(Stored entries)
+--
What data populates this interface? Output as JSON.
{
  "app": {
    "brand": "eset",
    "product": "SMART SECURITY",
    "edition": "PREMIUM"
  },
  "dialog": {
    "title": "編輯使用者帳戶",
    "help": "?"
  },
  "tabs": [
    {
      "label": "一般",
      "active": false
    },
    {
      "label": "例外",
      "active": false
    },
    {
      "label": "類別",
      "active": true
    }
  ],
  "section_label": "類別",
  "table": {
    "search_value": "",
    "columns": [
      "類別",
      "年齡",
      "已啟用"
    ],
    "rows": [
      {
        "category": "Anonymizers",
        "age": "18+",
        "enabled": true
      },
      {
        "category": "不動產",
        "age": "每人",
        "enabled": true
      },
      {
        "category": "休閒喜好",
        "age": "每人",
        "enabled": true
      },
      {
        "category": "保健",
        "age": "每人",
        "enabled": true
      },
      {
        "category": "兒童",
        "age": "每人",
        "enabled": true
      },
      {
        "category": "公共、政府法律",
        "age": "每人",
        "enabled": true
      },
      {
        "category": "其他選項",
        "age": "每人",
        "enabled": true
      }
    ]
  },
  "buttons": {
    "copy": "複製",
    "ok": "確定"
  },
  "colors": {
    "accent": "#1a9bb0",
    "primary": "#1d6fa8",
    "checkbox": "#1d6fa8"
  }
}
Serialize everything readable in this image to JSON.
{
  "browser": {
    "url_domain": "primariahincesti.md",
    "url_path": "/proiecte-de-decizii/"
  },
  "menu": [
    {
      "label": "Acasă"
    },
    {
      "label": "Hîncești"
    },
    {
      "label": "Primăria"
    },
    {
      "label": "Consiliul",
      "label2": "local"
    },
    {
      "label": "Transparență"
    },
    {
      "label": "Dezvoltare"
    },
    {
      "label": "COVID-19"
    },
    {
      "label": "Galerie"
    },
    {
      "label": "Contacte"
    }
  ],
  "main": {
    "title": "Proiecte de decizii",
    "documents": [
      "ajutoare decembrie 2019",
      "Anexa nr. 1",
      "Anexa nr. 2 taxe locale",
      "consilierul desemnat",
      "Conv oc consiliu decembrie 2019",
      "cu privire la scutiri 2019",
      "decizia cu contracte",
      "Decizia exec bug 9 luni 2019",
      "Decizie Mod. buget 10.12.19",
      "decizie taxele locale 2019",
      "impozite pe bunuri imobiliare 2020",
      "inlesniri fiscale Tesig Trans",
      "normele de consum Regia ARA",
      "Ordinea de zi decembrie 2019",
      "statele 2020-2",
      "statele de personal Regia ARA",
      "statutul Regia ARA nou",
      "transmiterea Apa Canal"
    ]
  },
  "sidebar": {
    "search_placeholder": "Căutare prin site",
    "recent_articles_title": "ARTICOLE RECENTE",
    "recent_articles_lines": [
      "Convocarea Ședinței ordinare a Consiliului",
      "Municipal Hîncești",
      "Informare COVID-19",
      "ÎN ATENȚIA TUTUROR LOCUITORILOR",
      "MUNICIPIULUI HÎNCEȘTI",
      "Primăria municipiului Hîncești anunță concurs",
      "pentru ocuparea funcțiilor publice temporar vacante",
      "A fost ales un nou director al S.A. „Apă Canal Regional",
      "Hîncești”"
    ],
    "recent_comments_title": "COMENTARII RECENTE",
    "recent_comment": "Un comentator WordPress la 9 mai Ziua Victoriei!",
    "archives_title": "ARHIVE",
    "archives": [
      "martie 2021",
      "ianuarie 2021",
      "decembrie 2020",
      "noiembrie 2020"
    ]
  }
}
+--
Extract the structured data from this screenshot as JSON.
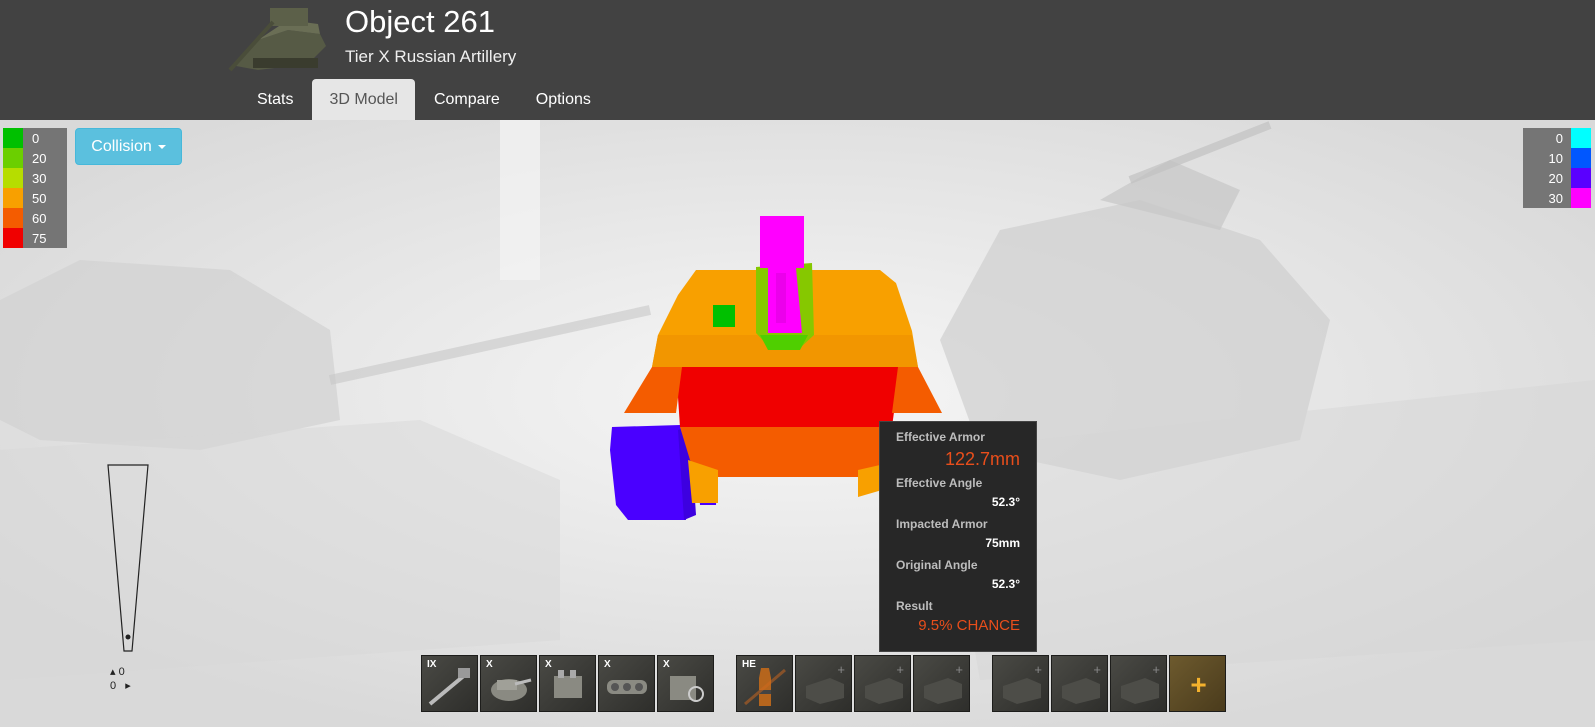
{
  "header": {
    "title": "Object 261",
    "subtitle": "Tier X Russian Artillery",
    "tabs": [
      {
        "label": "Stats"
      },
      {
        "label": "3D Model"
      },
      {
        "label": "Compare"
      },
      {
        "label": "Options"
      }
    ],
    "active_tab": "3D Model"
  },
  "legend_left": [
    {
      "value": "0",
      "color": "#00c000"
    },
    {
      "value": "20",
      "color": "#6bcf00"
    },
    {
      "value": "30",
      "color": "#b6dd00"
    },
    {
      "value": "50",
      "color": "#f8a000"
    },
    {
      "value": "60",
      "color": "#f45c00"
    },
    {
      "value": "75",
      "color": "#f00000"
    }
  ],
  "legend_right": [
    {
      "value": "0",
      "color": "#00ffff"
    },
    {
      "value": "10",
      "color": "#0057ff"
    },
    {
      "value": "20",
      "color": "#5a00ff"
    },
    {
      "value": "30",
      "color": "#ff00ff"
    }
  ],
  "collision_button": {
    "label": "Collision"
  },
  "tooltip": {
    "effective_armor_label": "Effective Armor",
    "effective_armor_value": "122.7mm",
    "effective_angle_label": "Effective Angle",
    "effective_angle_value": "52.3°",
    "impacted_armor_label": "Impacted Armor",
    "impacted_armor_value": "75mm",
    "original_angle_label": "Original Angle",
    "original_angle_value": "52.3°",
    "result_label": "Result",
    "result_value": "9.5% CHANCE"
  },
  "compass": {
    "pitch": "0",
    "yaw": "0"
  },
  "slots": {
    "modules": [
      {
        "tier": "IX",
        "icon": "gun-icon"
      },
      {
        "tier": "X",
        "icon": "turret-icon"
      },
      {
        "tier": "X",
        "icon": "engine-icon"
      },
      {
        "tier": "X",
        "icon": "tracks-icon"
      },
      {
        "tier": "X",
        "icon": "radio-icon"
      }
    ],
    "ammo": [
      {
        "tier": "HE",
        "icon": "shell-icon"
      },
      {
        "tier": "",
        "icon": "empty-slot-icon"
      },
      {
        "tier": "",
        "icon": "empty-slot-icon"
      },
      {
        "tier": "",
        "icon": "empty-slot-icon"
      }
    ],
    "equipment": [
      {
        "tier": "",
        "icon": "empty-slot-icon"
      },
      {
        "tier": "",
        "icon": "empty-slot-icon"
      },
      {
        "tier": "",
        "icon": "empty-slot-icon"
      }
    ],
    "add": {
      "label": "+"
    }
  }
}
+--
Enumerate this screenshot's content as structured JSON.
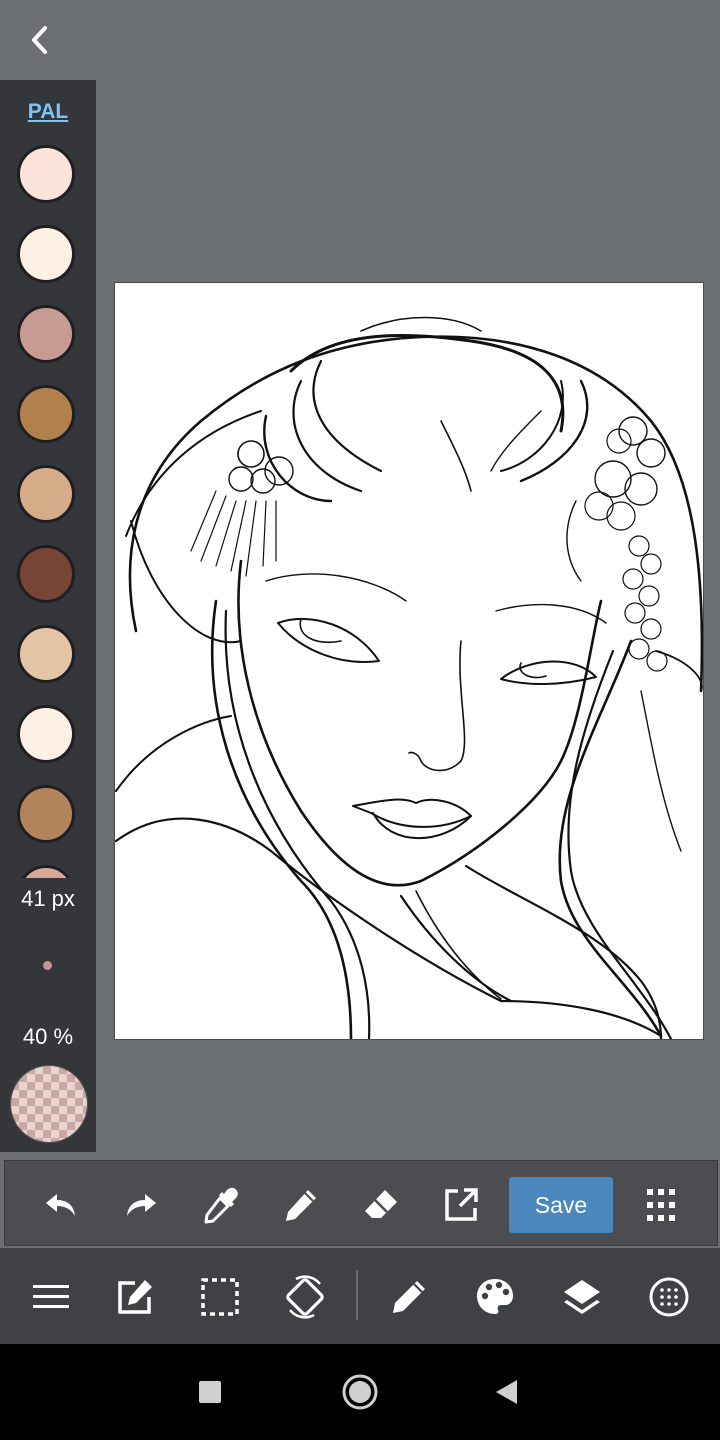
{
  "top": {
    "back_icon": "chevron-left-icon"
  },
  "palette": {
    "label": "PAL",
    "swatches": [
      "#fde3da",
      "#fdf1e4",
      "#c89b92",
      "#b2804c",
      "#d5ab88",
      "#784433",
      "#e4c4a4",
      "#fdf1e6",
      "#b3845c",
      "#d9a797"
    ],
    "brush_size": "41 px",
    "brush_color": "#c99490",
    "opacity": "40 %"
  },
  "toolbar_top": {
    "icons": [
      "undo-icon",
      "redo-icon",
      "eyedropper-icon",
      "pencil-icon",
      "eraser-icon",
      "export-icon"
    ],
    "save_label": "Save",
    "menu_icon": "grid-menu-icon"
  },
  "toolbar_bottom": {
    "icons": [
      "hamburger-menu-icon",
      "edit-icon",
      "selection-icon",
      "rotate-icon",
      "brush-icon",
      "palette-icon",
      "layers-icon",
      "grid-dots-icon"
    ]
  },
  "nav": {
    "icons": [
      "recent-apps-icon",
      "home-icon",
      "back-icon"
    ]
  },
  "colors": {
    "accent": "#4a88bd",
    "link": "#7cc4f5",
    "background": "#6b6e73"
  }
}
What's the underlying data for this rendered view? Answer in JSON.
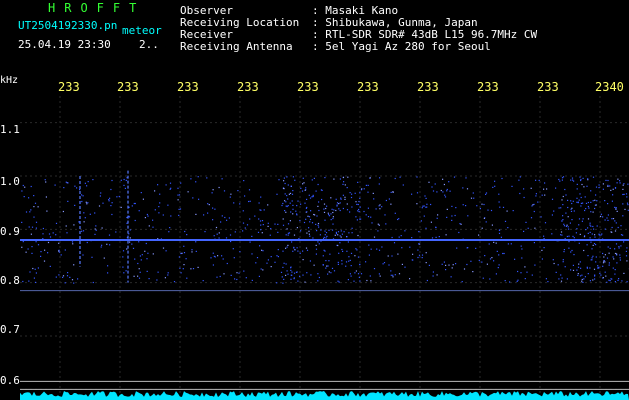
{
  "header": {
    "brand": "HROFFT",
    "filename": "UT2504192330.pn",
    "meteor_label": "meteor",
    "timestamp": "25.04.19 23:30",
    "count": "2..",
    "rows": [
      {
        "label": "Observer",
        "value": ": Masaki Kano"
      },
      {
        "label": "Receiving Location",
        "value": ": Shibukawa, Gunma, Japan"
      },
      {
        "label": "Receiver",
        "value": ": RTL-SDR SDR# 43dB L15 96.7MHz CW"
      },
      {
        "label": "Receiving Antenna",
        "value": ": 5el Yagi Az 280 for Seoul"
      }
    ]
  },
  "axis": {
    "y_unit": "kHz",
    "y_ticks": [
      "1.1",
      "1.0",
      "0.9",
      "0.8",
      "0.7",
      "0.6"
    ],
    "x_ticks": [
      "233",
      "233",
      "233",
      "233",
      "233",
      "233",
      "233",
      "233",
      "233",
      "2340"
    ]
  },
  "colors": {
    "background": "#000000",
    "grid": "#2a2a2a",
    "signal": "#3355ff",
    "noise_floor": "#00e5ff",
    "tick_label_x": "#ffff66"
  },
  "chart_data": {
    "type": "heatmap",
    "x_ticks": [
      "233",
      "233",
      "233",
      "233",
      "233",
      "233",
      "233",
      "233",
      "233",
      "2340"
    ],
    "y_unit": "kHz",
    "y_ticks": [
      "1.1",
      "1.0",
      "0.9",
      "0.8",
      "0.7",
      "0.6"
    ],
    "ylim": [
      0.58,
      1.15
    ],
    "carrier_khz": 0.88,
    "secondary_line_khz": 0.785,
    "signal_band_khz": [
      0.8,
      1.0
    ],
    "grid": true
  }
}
+--
> _Written task_:
Locate all lines in the listing above with the word "JSON" and copy them.

> _Task response_:
What data populates this interface? Output as JSON.
Serialize everything readable in this image to JSON.
Extract the structured data from this screenshot as JSON.
Enumerate this screenshot's content as structured JSON.
What's the underlying data for this rendered view? Answer in JSON.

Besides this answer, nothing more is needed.